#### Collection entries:
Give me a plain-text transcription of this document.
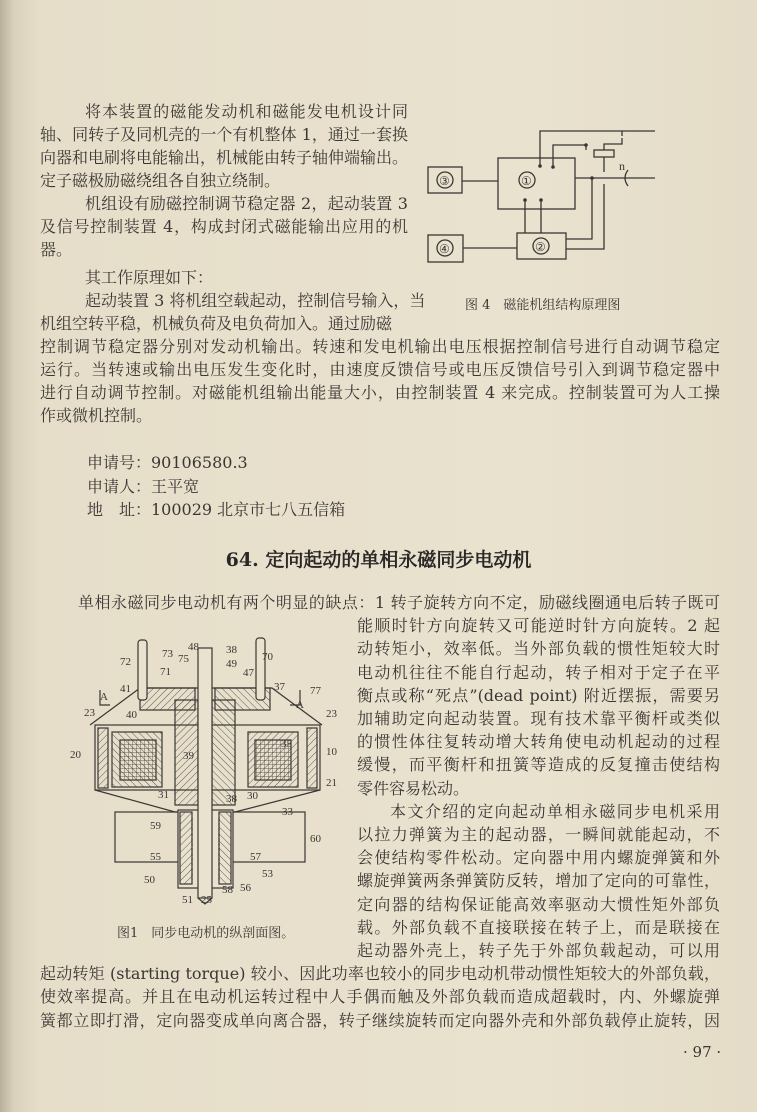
将本装置的磁能发动机和磁能发电机设计同
轴、同转子及同机壳的一个有机整体 1，通过一套换
向器和电刷将电能输出，机械能由转子轴伸端输出。
定子磁极励磁绕组各自独立绕制。
机组设有励磁控制调节稳定器 2，起动装置 3
及信号控制装置 4，构成封闭式磁能输出应用的机
器。
其工作原理如下：
起动装置 3 将机组空载起动，控制信号输入，当
机组空转平稳，机械负荷及电负荷加入。通过励磁
控制调节稳定器分别对发动机输出。转速和发电机输出电压根据控制信号进行自动调节稳定
运行。当转速或输出电压发生变化时，由速度反馈信号或电压反馈信号引入到调节稳定器中
进行自动调节控制。对磁能机组输出能量大小，由控制装置 4 来完成。控制装置可为人工操
作或微机控制。
③	①
④	②
n
图 4　磁能机组结构原理图
申请号：90106580.3
申请人：王平宽
地　址：100029 北京市七八五信箱
64. 定向起动的单相永磁同步电动机
单相永磁同步电动机有两个明显的缺点：1 转子旋转方向不定，励磁线圈通电后转子既可
能顺时针方向旋转又可能逆时针方向旋转。2 起
动转矩小，效率低。当外部负载的惯性矩较大时
电动机往往不能自行起动，转子相对于定子在平
衡点或称“死点”(dead point) 附近摆振，需要另
加辅助定向起动装置。现有技术靠平衡杆或类似
的惯性体往复转动增大转角使电动机起动的过程
缓慢，而平衡杆和扭簧等造成的反复撞击使结构
零件容易松动。
本文介绍的定向起动单相永磁同步电机采用
以拉力弹簧为主的起动器，一瞬间就能起动，不
会使结构零件松动。定向器中用内螺旋弹簧和外
螺旋弹簧两条弹簧防反转，增加了定向的可靠性，
定向器的结构保证能高效率驱动大惯性矩外部负
载。外部负载不直接联接在转子上，而是联接在
起动器外壳上，转子先于外部负载起动，可以用
起动转矩 (starting torque) 较小、因此功率也较小的同步电动机带动惯性矩较大的外部负载，
使效率提高。并且在电动机运转过程中人手偶而触及外部负载而造成超载时，内、外螺旋弹
簧都立即打滑，定向器变成单向离合器，转子继续旋转而定向器外壳和外部负载停止旋转，因
48 38
70
73 75
72
71
49
47
A
A
41	37 77
23	40	23
39
35
20	10
21
31	38 30
33
59
60
55	57
53
50
56
58
51 25
图1　同步电动机的纵剖面图。
· 97 ·
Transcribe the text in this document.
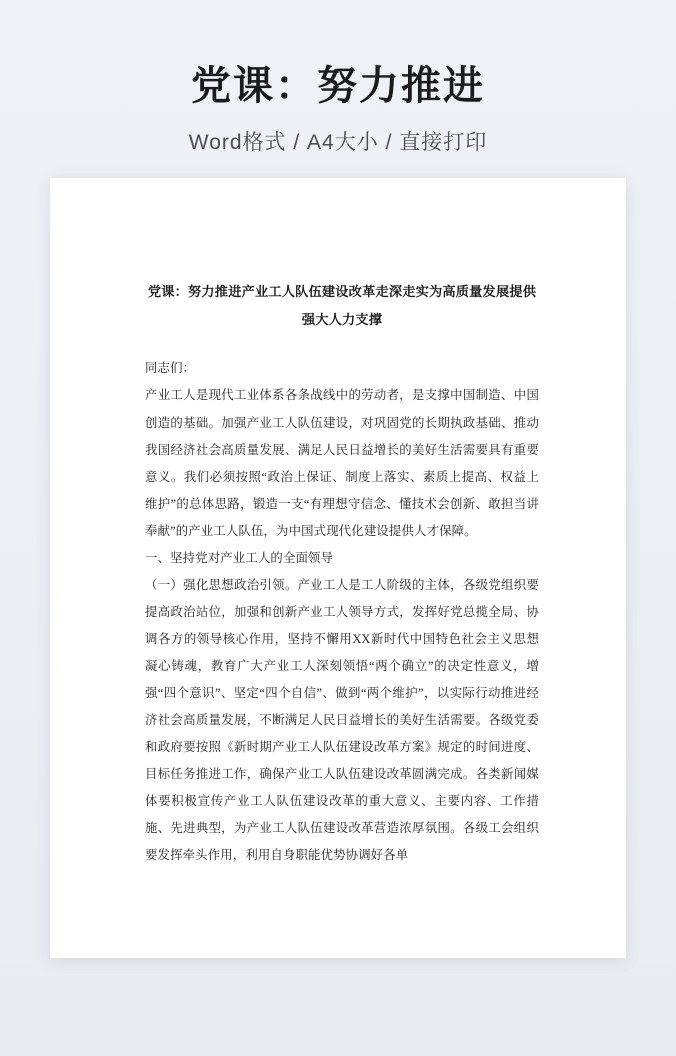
党课：努力推进
Word格式 / A4大小 / 直接打印
党课：努力推进产业工人队伍建设改革走深走实为高质量发展提供强大人力支撑

同志们：

产业工人是现代工业体系各条战线中的劳动者，是支撑中国制造、中国创造的基础。加强产业工人队伍建设，对巩固党的长期执政基础、推动我国经济社会高质量发展、满足人民日益增长的美好生活需要具有重要意义。我们必须按照“政治上保证、制度上落实、素质上提高、权益上维护”的总体思路，锻造一支“有理想守信念、懂技术会创新、敢担当讲奉献”的产业工人队伍，为中国式现代化建设提供人才保障。

一、坚持党对产业工人的全面领导

（一）强化思想政治引领。产业工人是工人阶级的主体，各级党组织要提高政治站位，加强和创新产业工人领导方式，发挥好党总揽全局、协调各方的领导核心作用，坚持不懈用XX新时代中国特色社会主义思想凝心铸魂，教育广大产业工人深刻领悟“两个确立”的决定性意义，增强“四个意识”、坚定“四个自信”、做到“两个维护”，以实际行动推进经济社会高质量发展，不断满足人民日益增长的美好生活需要。各级党委和政府要按照《新时期产业工人队伍建设改革方案》规定的时间进度、目标任务推进工作，确保产业工人队伍建设改革圆满完成。各类新闻媒体要积极宣传产业工人队伍建设改革的重大意义、主要内容、工作措施、先进典型，为产业工人队伍建设改革营造浓厚氛围。各级工会组织要发挥牵头作用，利用自身职能优势协调好各单
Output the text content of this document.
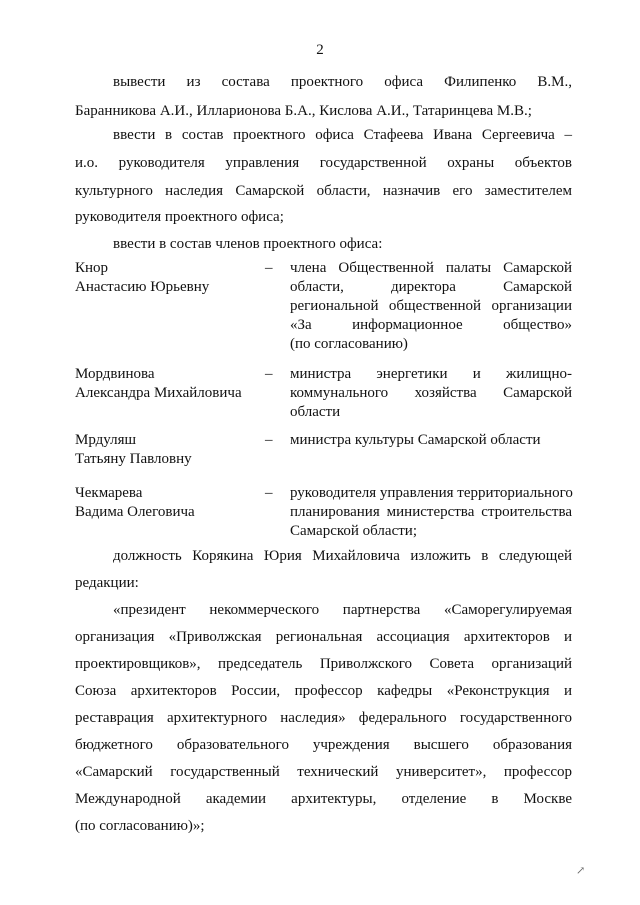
2
вывести из состава проектного офиса Филипенко В.М.,
Баранникова А.И., Илларионова Б.А., Кислова А.И., Татаринцева М.В.;
ввести в состав проектного офиса Стафеева Ивана Сергеевича –
и.о. руководителя управления государственной охраны объектов
культурного наследия Самарской области, назначив его заместителем
руководителя проектного офиса;
ввести в состав членов проектного офиса:
Кнор
Анастасию Юрьевну
– члена Общественной палаты Самарской
области, директора Самарской
региональной общественной организации
«За информационное общество»
(по согласованию)
Мордвинова
Александра Михайловича
– министра энергетики и жилищно-
коммунального хозяйства Самарской
области
Мрдуляш
Татьяну Павловну
– министра культуры Самарской области
Чекмарева
Вадима Олеговича
– руководителя управления территориального
планирования министерства строительства
Самарской области;
должность Корякина Юрия Михайловича изложить в следующей
редакции:
«президент некоммерческого партнерства «Саморегулируемая
организация «Приволжская региональная ассоциация архитекторов и
проектировщиков», председатель Приволжского Совета организаций
Союза архитекторов России, профессор кафедры «Реконструкция и
реставрация архитектурного наследия» федерального государственного
бюджетного образовательного учреждения высшего образования
«Самарский государственный технический университет», профессор
Международной академии архитектуры, отделение в Москве
(по согласованию)»;
↗
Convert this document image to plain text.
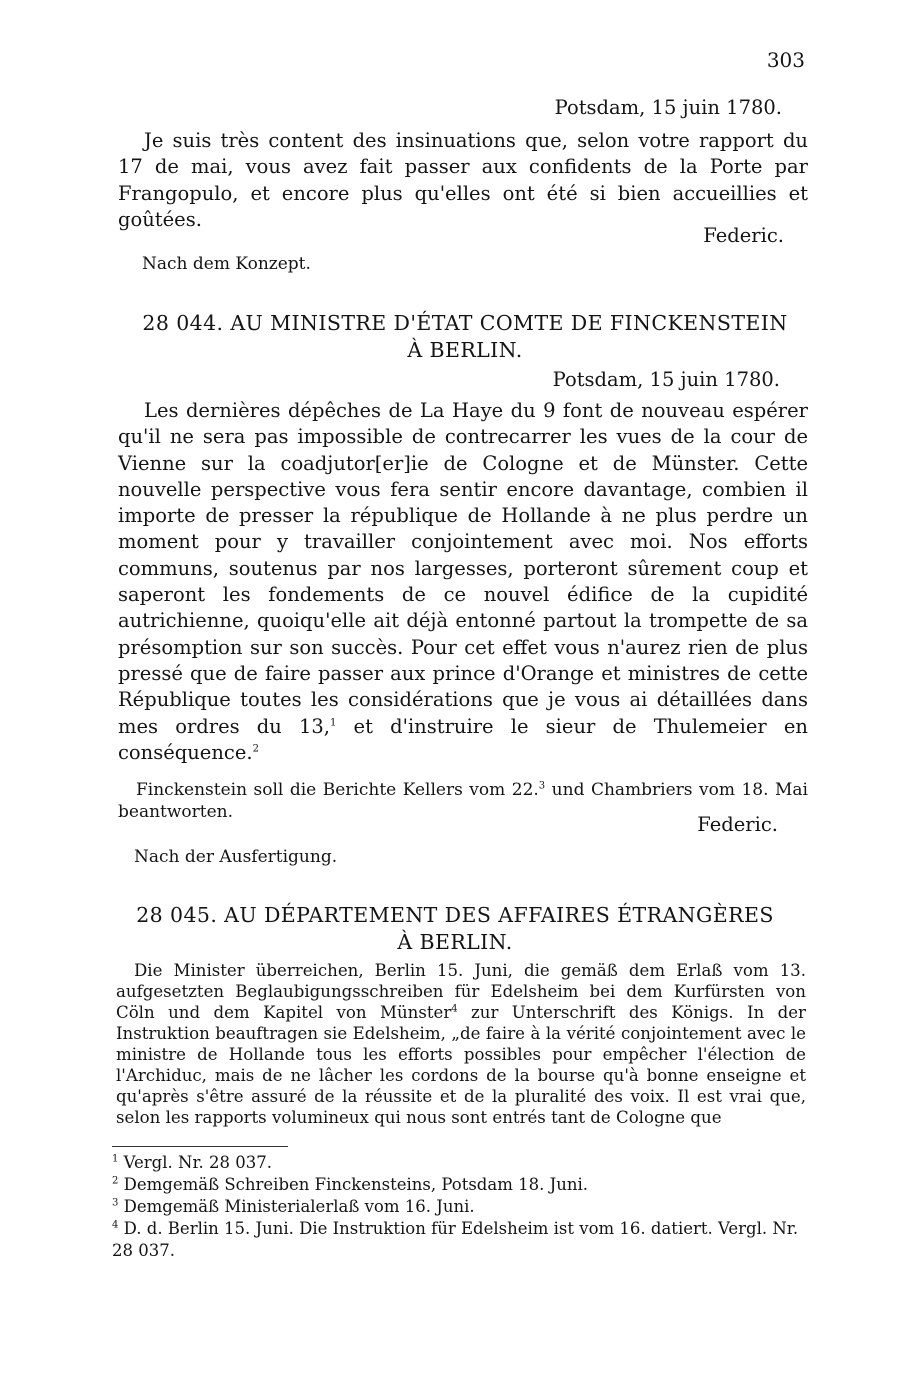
303
Potsdam, 15 juin 1780.

Je suis très content des insinuations que, selon votre rapport du 17 de mai, vous avez fait passer aux confidents de la Porte par Frangopulo, et encore plus qu'elles ont été si bien accueillies et goûtées.

Federic.
Nach dem Konzept.
28 044. AU MINISTRE D'ÉTAT COMTE DE FINCKENSTEIN
À BERLIN.
Potsdam, 15 juin 1780.

Les dernières dépêches de La Haye du 9 font de nouveau espérer qu'il ne sera pas impossible de contrecarrer les vues de la cour de Vienne sur la coadjutor[er]ie de Cologne et de Münster. Cette nouvelle perspective vous fera sentir encore davantage, combien il importe de presser la république de Hollande à ne plus perdre un moment pour y travailler conjointement avec moi. Nos efforts communs, soutenus par nos largesses, porteront sûrement coup et saperont les fondements de ce nouvel édifice de la cupidité autrichienne, quoiqu'elle ait déjà entonné partout la trompette de sa présomption sur son succès. Pour cet effet vous n'aurez rien de plus pressé que de faire passer aux prince d'Orange et ministres de cette République toutes les considérations que je vous ai détaillées dans mes ordres du 13,$^1$ et d'instruire le sieur de Thulemeier en conséquence.$^2$

Finckenstein soll die Berichte Kellers vom 22.$^3$ und Chambriers vom 18. Mai beantworten.

Federic.
Nach der Ausfertigung.
28 045. AU DÉPARTEMENT DES AFFAIRES ÉTRANGÈRES
À BERLIN.

Die Minister überreichen, Berlin 15. Juni, die gemäß dem Erlaß vom 13. aufgesetzten Beglaubigungsschreiben für Edelsheim bei dem Kurfürsten von Cöln und dem Kapitel von Münster$^4$ zur Unterschrift des Königs. In der Instruktion beauftragen sie Edelsheim, „de faire à la vérité conjointement avec le ministre de Hollande tous les efforts possibles pour empêcher l'élection de l'Archiduc, mais de ne lâcher les cordons de la bourse qu'à bonne enseigne et qu'après s'être assuré de la réussite et de la pluralité des voix. Il est vrai que, selon les rapports volumineux qui nous sont entrés tant de Cologne que

$^1$ Vergl. Nr. 28 037.
$^2$ Demgemäß Schreiben Finckensteins, Potsdam 18. Juni.
$^3$ Demgemäß Ministerialerlaß vom 16. Juni.
$^4$ D. d. Berlin 15. Juni. Die Instruktion für Edelsheim ist vom 16. datiert. Vergl. Nr. 28 037.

#### STATED GOAL:
Show all lines above holding "efforts".

#### ANSWER FOR THIS EXERCISE:
Les dernières dépêches de La Haye du 9 font de nouveau espérer qu'il ne sera pas impossible de contrecarrer les vues de la cour de Vienne sur la coadjutor[er]ie de Cologne et de Münster. Cette nouvelle perspective vous fera sentir encore davantage, combien il importe de presser la république de Hollande à ne plus perdre un moment pour y travailler conjointement avec moi. Nos efforts communs, soutenus par nos largesses, porteront sûrement coup et saperont les fondements de ce nouvel édifice de la cupidité autrichienne, quoiqu'elle ait déjà entonné partout la trompette de sa présomption sur son succès. Pour cet effet vous n'aurez rien de plus pressé que de faire passer aux prince d'Orange et ministres de cette République toutes les considérations que je vous ai détaillées dans mes ordres du 13,$^1$ et d'instruire le sieur de Thulemeier en conséquence.$^2$
Die Minister überreichen, Berlin 15. Juni, die gemäß dem Erlaß vom 13. aufgesetzten Beglaubigungsschreiben für Edelsheim bei dem Kurfürsten von Cöln und dem Kapitel von Münster$^4$ zur Unterschrift des Königs. In der Instruktion beauftragen sie Edelsheim, „de faire à la vérité conjointement avec le ministre de Hollande tous les efforts possibles pour empêcher l'élection de l'Archiduc, mais de ne lâcher les cordons de la bourse qu'à bonne enseigne et qu'après s'être assuré de la réussite et de la pluralité des voix. Il est vrai que, selon les rapports volumineux qui nous sont entrés tant de Cologne que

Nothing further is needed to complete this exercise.